- **What you need to do**
Return every line of the material exactly.

(Raw records)

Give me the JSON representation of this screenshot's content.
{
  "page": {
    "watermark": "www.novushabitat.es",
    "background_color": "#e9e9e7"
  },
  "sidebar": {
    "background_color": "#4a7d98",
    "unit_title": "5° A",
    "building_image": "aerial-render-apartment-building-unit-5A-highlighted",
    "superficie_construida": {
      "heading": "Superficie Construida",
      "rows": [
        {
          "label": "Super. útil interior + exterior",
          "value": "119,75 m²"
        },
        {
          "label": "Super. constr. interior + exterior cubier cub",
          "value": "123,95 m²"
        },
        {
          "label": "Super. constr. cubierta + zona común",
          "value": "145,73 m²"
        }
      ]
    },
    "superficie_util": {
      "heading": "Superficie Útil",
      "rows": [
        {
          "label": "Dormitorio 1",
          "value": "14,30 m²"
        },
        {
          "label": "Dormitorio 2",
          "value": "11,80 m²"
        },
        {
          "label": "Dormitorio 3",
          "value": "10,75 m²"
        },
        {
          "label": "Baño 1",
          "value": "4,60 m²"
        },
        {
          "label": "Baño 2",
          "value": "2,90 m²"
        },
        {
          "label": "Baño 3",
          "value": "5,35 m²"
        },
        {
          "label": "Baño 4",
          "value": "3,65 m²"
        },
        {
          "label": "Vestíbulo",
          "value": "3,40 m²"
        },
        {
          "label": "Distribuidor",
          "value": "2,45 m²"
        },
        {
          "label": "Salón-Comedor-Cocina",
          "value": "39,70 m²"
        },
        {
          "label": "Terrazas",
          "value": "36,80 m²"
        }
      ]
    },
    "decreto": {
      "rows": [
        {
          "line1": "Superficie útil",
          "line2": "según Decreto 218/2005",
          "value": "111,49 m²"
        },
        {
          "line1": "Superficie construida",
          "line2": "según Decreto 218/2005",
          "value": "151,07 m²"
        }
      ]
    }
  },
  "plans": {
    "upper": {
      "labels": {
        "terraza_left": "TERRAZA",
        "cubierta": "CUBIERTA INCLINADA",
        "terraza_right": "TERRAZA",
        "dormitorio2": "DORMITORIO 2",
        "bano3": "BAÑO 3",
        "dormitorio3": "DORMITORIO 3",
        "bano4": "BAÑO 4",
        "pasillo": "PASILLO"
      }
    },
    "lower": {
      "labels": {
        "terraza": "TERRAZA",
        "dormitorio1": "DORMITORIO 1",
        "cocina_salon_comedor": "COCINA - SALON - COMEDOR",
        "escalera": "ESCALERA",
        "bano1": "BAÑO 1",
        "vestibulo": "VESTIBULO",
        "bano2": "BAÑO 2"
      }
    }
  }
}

- **The reply**
Give me the JSON representation of this screenshot's content.
{
  "page": {
    "watermark": "www.novushabitat.es",
    "background_color": "#e9e9e7"
  },
  "sidebar": {
    "background_color": "#4a7d98",
    "unit_title": "5° A",
    "building_image": "aerial-render-apartment-building-unit-5A-highlighted",
    "superficie_construida": {
      "heading": "Superficie Construida",
      "rows": [
        {
          "label": "Super. útil interior + exterior",
          "value": "119,75 m²"
        },
        {
          "label": "Super. constr. interior + exterior cubier cub",
          "value": "123,95 m²"
        },
        {
          "label": "Super. constr. cubierta + zona común",
          "value": "145,73 m²"
        }
      ]
    },
    "superficie_util": {
      "heading": "Superficie Útil",
      "rows": [
        {
          "label": "Dormitorio 1",
          "value": "14,30 m²"
        },
        {
          "label": "Dormitorio 2",
          "value": "11,80 m²"
        },
        {
          "label": "Dormitorio 3",
          "value": "10,75 m²"
        },
        {
          "label": "Baño 1",
          "value": "4,60 m²"
        },
        {
          "label": "Baño 2",
          "value": "2,90 m²"
        },
        {
          "label": "Baño 3",
          "value": "5,35 m²"
        },
        {
          "label": "Baño 4",
          "value": "3,65 m²"
        },
        {
          "label": "Vestíbulo",
          "value": "3,40 m²"
        },
        {
          "label": "Distribuidor",
          "value": "2,45 m²"
        },
        {
          "label": "Salón-Comedor-Cocina",
          "value": "39,70 m²"
        },
        {
          "label": "Terrazas",
          "value": "36,80 m²"
        }
      ]
    },
    "decreto": {
      "rows": [
        {
          "line1": "Superficie útil",
          "line2": "según Decreto 218/2005",
          "value": "111,49 m²"
        },
        {
          "line1": "Superficie construida",
          "line2": "según Decreto 218/2005",
          "value": "151,07 m²"
        }
      ]
    }
  },
  "plans": {
    "upper": {
      "labels": {
        "terraza_left": "TERRAZA",
        "cubierta": "CUBIERTA INCLINADA",
        "terraza_right": "TERRAZA",
        "dormitorio2": "DORMITORIO 2",
        "bano3": "BAÑO 3",
        "dormitorio3": "DORMITORIO 3",
        "bano4": "BAÑO 4",
        "pasillo": "PASILLO"
      }
    },
    "lower": {
      "labels": {
        "terraza": "TERRAZA",
        "dormitorio1": "DORMITORIO 1",
        "cocina_salon_comedor": "COCINA - SALON - COMEDOR",
        "escalera": "ESCALERA",
        "bano1": "BAÑO 1",
        "vestibulo": "VESTIBULO",
        "bano2": "BAÑO 2"
      }
    }
  }
}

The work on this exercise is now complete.